:: Required work ::
Find the word "this" in the listing; pull out each line holding it.

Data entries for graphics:
↓↓↓
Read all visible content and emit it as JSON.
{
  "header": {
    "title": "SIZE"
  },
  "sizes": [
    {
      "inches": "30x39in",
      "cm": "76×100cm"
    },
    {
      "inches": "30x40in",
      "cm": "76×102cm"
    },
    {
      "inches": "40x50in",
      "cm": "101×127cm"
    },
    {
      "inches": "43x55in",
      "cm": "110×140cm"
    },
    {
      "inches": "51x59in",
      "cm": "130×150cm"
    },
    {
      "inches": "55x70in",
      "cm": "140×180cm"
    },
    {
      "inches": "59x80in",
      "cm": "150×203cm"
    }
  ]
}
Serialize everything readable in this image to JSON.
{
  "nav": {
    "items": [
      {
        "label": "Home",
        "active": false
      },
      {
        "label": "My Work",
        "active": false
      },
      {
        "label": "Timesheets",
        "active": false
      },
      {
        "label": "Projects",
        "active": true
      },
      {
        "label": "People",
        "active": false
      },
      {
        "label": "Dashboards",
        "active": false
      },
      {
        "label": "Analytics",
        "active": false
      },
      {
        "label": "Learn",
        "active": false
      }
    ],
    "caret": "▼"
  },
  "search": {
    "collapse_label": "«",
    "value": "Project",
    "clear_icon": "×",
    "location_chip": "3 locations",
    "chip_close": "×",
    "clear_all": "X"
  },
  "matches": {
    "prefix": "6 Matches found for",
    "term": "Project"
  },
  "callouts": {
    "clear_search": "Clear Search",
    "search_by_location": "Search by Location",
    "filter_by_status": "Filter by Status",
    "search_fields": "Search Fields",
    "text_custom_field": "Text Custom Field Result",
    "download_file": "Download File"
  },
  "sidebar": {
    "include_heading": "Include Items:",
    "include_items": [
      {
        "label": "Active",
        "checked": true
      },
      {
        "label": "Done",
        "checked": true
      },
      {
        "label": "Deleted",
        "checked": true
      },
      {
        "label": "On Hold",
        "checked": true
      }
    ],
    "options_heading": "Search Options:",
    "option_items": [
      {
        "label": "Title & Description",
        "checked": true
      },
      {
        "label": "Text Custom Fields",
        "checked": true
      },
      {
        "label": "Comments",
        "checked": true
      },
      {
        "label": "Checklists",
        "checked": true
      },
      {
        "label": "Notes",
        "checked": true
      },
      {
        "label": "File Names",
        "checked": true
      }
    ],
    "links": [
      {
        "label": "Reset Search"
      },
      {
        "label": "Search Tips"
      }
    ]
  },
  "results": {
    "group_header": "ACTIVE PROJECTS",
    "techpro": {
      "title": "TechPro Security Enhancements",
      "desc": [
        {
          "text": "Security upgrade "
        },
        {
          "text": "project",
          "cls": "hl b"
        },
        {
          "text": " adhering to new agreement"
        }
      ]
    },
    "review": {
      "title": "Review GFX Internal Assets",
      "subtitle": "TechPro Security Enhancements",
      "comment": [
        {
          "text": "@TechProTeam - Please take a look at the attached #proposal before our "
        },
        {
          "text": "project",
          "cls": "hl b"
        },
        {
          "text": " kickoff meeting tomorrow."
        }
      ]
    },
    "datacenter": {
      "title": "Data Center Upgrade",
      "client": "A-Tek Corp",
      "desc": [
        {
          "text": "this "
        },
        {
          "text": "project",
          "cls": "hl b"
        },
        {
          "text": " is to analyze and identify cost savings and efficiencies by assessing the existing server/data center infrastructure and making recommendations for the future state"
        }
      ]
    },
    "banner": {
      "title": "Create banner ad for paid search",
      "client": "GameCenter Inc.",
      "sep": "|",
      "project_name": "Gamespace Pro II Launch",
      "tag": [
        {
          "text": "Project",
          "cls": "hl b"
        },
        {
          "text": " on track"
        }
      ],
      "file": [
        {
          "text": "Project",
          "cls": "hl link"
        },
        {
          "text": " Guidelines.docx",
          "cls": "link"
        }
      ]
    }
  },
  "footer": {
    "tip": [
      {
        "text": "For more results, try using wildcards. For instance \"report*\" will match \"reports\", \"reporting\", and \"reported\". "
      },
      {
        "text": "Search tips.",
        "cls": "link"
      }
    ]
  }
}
↑↑↑
:: Final answer ::
Serialize everything readable in this image to JSON.
          "text": "this "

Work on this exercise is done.